• [AIM]:
Provide an exact transcription of all the records.

• [SOURCE RECORDS]:

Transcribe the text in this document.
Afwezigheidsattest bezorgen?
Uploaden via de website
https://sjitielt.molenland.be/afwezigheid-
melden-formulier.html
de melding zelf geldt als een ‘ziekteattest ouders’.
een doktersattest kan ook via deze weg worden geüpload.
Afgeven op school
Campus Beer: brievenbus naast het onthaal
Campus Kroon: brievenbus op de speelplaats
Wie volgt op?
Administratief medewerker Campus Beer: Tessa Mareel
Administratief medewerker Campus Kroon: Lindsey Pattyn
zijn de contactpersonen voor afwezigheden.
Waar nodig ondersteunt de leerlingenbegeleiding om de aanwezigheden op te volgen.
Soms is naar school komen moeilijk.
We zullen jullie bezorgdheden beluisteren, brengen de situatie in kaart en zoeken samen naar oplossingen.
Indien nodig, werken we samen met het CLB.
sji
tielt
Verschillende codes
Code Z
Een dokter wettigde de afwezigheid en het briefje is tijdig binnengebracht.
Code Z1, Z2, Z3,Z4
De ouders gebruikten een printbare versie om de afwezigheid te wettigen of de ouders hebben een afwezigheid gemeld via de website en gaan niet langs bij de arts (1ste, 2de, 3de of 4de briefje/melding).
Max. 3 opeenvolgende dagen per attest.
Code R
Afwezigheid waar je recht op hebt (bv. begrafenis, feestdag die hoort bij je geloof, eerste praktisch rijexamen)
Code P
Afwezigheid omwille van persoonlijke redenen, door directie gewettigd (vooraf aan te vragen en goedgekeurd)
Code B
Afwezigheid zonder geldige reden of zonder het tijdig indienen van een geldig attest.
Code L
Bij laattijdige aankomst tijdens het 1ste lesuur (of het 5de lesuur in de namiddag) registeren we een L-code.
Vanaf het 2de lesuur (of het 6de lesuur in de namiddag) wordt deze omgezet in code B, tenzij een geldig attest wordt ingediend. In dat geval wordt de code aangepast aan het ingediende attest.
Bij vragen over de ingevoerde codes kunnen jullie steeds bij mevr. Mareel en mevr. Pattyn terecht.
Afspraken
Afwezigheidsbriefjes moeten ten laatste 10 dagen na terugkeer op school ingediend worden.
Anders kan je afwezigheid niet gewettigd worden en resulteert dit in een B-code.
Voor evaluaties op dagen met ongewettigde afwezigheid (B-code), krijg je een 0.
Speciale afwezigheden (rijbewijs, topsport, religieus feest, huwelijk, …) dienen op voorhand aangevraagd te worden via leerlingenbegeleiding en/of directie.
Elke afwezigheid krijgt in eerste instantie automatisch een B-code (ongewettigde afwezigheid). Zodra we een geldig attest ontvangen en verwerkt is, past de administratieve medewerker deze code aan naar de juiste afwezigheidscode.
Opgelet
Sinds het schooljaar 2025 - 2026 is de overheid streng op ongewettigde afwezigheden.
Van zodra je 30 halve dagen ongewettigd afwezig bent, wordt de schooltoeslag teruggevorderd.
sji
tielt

• [RESULT FOR THIS TASK]:
Transcribe the text in this document.
Afwezigheidsattest bezorgen?
Uploaden via de website
https://sjitielt.molenland.be/afwezigheid-
melden-formulier.html
de melding zelf geldt als een ‘ziekteattest ouders’.
een doktersattest kan ook via deze weg worden geüpload.
Afgeven op school
Campus Beer: brievenbus naast het onthaal
Campus Kroon: brievenbus op de speelplaats
Wie volgt op?
Administratief medewerker Campus Beer: Tessa Mareel
Administratief medewerker Campus Kroon: Lindsey Pattyn
zijn de contactpersonen voor afwezigheden.
Waar nodig ondersteunt de leerlingenbegeleiding om de aanwezigheden op te volgen.
Soms is naar school komen moeilijk.
We zullen jullie bezorgdheden beluisteren, brengen de situatie in kaart en zoeken samen naar oplossingen.
Indien nodig, werken we samen met het CLB.
sji
tielt
Verschillende codes
Code Z
Een dokter wettigde de afwezigheid en het briefje is tijdig binnengebracht.
Code Z1, Z2, Z3,Z4
De ouders gebruikten een printbare versie om de afwezigheid te wettigen of de ouders hebben een afwezigheid gemeld via de website en gaan niet langs bij de arts (1ste, 2de, 3de of 4de briefje/melding).
Max. 3 opeenvolgende dagen per attest.
Code R
Afwezigheid waar je recht op hebt (bv. begrafenis, feestdag die hoort bij je geloof, eerste praktisch rijexamen)
Code P
Afwezigheid omwille van persoonlijke redenen, door directie gewettigd (vooraf aan te vragen en goedgekeurd)
Code B
Afwezigheid zonder geldige reden of zonder het tijdig indienen van een geldig attest.
Code L
Bij laattijdige aankomst tijdens het 1ste lesuur (of het 5de lesuur in de namiddag) registeren we een L-code.
Vanaf het 2de lesuur (of het 6de lesuur in de namiddag) wordt deze omgezet in code B, tenzij een geldig attest wordt ingediend. In dat geval wordt de code aangepast aan het ingediende attest.
Bij vragen over de ingevoerde codes kunnen jullie steeds bij mevr. Mareel en mevr. Pattyn terecht.
Afspraken
Afwezigheidsbriefjes moeten ten laatste 10 dagen na terugkeer op school ingediend worden.
Anders kan je afwezigheid niet gewettigd worden en resulteert dit in een B-code.
Voor evaluaties op dagen met ongewettigde afwezigheid (B-code), krijg je een 0.
Speciale afwezigheden (rijbewijs, topsport, religieus feest, huwelijk, …) dienen op voorhand aangevraagd te worden via leerlingenbegeleiding en/of directie.
Elke afwezigheid krijgt in eerste instantie automatisch een B-code (ongewettigde afwezigheid). Zodra we een geldig attest ontvangen en verwerkt is, past de administratieve medewerker deze code aan naar de juiste afwezigheidscode.
Opgelet
Sinds het schooljaar 2025 - 2026 is de overheid streng op ongewettigde afwezigheden.
Van zodra je 30 halve dagen ongewettigd afwezig bent, wordt de schooltoeslag teruggevorderd.
sji
tielt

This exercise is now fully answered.